__Exercise task__.
Your task is to print all of the data word for word.

## start Dataset content

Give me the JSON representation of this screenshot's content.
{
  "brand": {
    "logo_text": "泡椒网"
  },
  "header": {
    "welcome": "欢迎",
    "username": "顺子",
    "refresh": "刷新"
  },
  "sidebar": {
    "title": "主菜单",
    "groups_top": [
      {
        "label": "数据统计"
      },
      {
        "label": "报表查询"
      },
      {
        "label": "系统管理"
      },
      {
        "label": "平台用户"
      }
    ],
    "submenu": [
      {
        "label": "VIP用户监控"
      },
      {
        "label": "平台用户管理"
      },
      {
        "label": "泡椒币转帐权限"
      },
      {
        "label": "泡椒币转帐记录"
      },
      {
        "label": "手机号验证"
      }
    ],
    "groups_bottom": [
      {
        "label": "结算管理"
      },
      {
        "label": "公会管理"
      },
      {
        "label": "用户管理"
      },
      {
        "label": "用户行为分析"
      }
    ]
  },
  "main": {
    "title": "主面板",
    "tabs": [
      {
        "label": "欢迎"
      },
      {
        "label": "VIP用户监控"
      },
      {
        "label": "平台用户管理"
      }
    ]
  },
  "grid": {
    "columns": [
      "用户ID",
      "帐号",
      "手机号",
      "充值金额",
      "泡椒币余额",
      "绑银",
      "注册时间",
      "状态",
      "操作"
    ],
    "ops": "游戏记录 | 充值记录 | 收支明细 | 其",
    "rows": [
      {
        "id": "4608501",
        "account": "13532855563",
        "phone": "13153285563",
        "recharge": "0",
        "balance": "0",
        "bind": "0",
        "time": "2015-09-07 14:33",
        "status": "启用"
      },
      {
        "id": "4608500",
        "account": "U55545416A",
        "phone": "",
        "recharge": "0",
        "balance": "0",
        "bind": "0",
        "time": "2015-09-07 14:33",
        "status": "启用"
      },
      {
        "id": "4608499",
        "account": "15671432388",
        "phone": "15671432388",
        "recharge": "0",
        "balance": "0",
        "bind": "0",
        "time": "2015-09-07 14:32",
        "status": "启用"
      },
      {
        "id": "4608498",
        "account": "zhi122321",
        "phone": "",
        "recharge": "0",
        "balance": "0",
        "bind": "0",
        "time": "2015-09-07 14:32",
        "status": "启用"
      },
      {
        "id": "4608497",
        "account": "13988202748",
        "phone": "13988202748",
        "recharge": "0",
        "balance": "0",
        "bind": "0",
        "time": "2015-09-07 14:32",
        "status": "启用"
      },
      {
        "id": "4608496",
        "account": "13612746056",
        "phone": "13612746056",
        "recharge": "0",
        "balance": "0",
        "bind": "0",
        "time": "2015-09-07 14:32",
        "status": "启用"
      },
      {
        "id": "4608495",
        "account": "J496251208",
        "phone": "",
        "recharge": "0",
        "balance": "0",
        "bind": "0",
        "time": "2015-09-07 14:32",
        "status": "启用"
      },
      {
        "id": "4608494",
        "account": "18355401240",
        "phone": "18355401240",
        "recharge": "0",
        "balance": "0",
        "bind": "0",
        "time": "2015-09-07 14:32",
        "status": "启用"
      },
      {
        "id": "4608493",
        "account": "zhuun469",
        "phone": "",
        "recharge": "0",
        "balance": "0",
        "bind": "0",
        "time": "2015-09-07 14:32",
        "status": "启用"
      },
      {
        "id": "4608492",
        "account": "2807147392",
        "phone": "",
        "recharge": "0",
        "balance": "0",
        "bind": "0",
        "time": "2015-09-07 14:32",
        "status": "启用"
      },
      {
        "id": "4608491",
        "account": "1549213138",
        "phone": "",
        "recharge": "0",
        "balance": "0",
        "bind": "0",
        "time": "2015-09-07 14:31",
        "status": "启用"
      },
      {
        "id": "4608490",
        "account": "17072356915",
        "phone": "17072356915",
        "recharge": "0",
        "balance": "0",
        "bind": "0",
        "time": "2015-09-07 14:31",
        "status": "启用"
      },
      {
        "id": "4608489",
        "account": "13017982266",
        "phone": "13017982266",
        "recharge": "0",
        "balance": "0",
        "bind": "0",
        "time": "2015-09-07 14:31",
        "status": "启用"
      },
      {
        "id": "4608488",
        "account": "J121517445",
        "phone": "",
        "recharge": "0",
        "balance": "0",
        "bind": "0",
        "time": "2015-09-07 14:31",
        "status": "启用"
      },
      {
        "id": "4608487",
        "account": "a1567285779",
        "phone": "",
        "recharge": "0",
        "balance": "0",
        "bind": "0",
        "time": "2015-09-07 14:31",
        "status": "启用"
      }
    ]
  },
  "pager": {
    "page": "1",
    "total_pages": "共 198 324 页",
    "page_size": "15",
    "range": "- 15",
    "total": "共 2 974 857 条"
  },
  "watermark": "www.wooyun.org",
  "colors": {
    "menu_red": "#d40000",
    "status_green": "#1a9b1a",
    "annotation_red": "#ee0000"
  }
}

## end Dataset content

__Response__.
Give me the JSON representation of this screenshot's content.
{
  "brand": {
    "logo_text": "泡椒网"
  },
  "header": {
    "welcome": "欢迎",
    "username": "顺子",
    "refresh": "刷新"
  },
  "sidebar": {
    "title": "主菜单",
    "groups_top": [
      {
        "label": "数据统计"
      },
      {
        "label": "报表查询"
      },
      {
        "label": "系统管理"
      },
      {
        "label": "平台用户"
      }
    ],
    "submenu": [
      {
        "label": "VIP用户监控"
      },
      {
        "label": "平台用户管理"
      },
      {
        "label": "泡椒币转帐权限"
      },
      {
        "label": "泡椒币转帐记录"
      },
      {
        "label": "手机号验证"
      }
    ],
    "groups_bottom": [
      {
        "label": "结算管理"
      },
      {
        "label": "公会管理"
      },
      {
        "label": "用户管理"
      },
      {
        "label": "用户行为分析"
      }
    ]
  },
  "main": {
    "title": "主面板",
    "tabs": [
      {
        "label": "欢迎"
      },
      {
        "label": "VIP用户监控"
      },
      {
        "label": "平台用户管理"
      }
    ]
  },
  "grid": {
    "columns": [
      "用户ID",
      "帐号",
      "手机号",
      "充值金额",
      "泡椒币余额",
      "绑银",
      "注册时间",
      "状态",
      "操作"
    ],
    "ops": "游戏记录 | 充值记录 | 收支明细 | 其",
    "rows": [
      {
        "id": "4608501",
        "account": "13532855563",
        "phone": "13153285563",
        "recharge": "0",
        "balance": "0",
        "bind": "0",
        "time": "2015-09-07 14:33",
        "status": "启用"
      },
      {
        "id": "4608500",
        "account": "U55545416A",
        "phone": "",
        "recharge": "0",
        "balance": "0",
        "bind": "0",
        "time": "2015-09-07 14:33",
        "status": "启用"
      },
      {
        "id": "4608499",
        "account": "15671432388",
        "phone": "15671432388",
        "recharge": "0",
        "balance": "0",
        "bind": "0",
        "time": "2015-09-07 14:32",
        "status": "启用"
      },
      {
        "id": "4608498",
        "account": "zhi122321",
        "phone": "",
        "recharge": "0",
        "balance": "0",
        "bind": "0",
        "time": "2015-09-07 14:32",
        "status": "启用"
      },
      {
        "id": "4608497",
        "account": "13988202748",
        "phone": "13988202748",
        "recharge": "0",
        "balance": "0",
        "bind": "0",
        "time": "2015-09-07 14:32",
        "status": "启用"
      },
      {
        "id": "4608496",
        "account": "13612746056",
        "phone": "13612746056",
        "recharge": "0",
        "balance": "0",
        "bind": "0",
        "time": "2015-09-07 14:32",
        "status": "启用"
      },
      {
        "id": "4608495",
        "account": "J496251208",
        "phone": "",
        "recharge": "0",
        "balance": "0",
        "bind": "0",
        "time": "2015-09-07 14:32",
        "status": "启用"
      },
      {
        "id": "4608494",
        "account": "18355401240",
        "phone": "18355401240",
        "recharge": "0",
        "balance": "0",
        "bind": "0",
        "time": "2015-09-07 14:32",
        "status": "启用"
      },
      {
        "id": "4608493",
        "account": "zhuun469",
        "phone": "",
        "recharge": "0",
        "balance": "0",
        "bind": "0",
        "time": "2015-09-07 14:32",
        "status": "启用"
      },
      {
        "id": "4608492",
        "account": "2807147392",
        "phone": "",
        "recharge": "0",
        "balance": "0",
        "bind": "0",
        "time": "2015-09-07 14:32",
        "status": "启用"
      },
      {
        "id": "4608491",
        "account": "1549213138",
        "phone": "",
        "recharge": "0",
        "balance": "0",
        "bind": "0",
        "time": "2015-09-07 14:31",
        "status": "启用"
      },
      {
        "id": "4608490",
        "account": "17072356915",
        "phone": "17072356915",
        "recharge": "0",
        "balance": "0",
        "bind": "0",
        "time": "2015-09-07 14:31",
        "status": "启用"
      },
      {
        "id": "4608489",
        "account": "13017982266",
        "phone": "13017982266",
        "recharge": "0",
        "balance": "0",
        "bind": "0",
        "time": "2015-09-07 14:31",
        "status": "启用"
      },
      {
        "id": "4608488",
        "account": "J121517445",
        "phone": "",
        "recharge": "0",
        "balance": "0",
        "bind": "0",
        "time": "2015-09-07 14:31",
        "status": "启用"
      },
      {
        "id": "4608487",
        "account": "a1567285779",
        "phone": "",
        "recharge": "0",
        "balance": "0",
        "bind": "0",
        "time": "2015-09-07 14:31",
        "status": "启用"
      }
    ]
  },
  "pager": {
    "page": "1",
    "total_pages": "共 198 324 页",
    "page_size": "15",
    "range": "- 15",
    "total": "共 2 974 857 条"
  },
  "watermark": "www.wooyun.org",
  "colors": {
    "menu_red": "#d40000",
    "status_green": "#1a9b1a",
    "annotation_red": "#ee0000"
  }
}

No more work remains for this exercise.